___ RECORDED DATA
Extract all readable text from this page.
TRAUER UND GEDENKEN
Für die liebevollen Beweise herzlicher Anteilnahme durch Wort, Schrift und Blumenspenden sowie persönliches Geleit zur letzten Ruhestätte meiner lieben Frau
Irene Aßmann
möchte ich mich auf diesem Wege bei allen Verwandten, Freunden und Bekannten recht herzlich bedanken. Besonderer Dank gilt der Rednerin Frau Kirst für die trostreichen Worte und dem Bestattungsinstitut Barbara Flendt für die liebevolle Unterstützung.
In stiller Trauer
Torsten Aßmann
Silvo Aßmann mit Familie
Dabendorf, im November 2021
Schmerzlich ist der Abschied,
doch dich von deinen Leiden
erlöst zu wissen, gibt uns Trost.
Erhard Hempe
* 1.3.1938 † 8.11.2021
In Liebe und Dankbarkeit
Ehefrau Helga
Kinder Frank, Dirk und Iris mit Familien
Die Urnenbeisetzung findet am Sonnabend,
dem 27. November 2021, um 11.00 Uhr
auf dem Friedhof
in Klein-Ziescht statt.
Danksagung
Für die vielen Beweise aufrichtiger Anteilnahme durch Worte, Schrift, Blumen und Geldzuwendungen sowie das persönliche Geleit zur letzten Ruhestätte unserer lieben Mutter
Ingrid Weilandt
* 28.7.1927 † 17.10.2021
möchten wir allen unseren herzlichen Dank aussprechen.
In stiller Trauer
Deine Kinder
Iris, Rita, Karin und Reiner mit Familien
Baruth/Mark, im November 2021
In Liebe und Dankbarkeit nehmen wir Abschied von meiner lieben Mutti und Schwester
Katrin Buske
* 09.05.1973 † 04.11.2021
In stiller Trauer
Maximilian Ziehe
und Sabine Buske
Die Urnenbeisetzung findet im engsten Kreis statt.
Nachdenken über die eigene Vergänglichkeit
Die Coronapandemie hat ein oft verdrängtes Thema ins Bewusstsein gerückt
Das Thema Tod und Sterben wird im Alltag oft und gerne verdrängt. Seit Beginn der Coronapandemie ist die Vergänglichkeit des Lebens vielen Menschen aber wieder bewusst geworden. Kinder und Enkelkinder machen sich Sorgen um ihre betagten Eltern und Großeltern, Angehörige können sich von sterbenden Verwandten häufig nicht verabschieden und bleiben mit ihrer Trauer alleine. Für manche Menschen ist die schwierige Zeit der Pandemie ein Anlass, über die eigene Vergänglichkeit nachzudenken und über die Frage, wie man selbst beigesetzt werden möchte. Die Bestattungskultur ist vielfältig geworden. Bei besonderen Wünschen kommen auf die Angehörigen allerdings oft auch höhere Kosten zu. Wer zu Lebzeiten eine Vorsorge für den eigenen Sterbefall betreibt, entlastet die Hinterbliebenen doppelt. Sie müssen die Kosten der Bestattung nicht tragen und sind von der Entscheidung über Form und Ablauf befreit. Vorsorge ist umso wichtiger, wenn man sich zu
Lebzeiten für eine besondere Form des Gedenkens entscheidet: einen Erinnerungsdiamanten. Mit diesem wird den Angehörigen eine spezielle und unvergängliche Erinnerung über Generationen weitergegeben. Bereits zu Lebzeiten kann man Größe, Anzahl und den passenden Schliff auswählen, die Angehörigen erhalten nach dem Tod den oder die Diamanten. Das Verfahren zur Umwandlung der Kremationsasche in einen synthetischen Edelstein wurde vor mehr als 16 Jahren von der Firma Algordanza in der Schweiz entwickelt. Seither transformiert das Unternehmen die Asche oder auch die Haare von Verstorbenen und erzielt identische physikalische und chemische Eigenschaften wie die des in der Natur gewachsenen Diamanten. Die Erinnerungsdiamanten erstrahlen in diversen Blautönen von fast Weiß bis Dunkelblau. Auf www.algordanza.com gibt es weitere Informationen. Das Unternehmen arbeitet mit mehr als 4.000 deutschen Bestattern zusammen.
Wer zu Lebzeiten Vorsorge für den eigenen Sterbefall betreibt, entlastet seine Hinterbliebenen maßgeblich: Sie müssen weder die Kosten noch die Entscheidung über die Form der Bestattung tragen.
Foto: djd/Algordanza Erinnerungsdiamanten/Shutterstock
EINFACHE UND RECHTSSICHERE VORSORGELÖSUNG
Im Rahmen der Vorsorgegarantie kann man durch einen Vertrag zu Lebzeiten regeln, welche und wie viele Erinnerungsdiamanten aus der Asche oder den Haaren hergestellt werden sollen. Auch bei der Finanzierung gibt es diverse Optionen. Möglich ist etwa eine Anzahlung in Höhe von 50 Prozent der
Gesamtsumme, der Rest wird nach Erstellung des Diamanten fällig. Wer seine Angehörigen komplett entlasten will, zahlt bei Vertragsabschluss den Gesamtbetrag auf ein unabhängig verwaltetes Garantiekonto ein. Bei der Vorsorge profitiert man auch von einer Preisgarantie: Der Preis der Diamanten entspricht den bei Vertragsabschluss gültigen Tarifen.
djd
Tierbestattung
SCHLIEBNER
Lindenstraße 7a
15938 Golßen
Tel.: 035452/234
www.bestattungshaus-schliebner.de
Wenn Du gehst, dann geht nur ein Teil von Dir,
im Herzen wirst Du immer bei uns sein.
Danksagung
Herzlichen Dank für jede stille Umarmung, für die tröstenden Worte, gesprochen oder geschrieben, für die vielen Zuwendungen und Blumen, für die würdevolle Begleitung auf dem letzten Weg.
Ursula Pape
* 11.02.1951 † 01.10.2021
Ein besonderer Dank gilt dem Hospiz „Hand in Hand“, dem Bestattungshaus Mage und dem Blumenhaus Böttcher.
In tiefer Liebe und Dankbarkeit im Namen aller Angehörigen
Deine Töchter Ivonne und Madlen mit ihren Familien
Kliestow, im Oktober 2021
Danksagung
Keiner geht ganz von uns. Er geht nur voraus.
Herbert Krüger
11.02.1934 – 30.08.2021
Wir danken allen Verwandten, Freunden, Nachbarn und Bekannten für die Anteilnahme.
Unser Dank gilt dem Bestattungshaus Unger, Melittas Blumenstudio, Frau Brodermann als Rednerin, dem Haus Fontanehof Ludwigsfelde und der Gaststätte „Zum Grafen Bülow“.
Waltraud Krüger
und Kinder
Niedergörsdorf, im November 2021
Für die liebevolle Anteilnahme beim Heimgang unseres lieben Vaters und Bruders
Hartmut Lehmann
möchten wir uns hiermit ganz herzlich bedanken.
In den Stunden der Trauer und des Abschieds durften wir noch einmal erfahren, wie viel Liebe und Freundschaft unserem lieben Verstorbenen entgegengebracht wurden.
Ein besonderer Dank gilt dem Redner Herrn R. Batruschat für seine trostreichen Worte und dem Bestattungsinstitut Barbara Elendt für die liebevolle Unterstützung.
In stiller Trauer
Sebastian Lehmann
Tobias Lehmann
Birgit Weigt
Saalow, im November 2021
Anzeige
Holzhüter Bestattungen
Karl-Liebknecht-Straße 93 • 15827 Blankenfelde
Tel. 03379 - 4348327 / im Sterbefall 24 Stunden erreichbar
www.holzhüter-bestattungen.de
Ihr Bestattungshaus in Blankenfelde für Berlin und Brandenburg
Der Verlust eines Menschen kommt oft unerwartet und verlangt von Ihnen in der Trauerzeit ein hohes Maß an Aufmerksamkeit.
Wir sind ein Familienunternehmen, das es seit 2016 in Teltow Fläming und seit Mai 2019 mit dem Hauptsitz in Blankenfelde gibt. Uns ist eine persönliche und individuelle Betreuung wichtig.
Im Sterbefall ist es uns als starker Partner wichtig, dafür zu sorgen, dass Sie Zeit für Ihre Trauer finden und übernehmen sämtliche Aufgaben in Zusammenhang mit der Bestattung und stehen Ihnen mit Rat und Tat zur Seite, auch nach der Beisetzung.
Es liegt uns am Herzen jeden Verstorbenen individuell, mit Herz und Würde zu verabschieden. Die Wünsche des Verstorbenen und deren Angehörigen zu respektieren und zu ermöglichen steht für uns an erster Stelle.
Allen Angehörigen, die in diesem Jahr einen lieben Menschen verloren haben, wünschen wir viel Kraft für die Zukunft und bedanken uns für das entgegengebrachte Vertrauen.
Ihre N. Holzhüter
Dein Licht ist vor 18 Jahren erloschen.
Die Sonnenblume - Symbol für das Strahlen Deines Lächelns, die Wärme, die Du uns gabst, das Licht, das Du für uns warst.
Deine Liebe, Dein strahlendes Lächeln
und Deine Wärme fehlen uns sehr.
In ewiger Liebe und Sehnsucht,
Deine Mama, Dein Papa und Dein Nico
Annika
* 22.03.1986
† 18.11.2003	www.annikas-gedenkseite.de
______
▶ WRITTEN PROBLEM
Say how many lines of the listing above contain "Lehmann", with no other words.

▶ THE COMPLETED TASK
3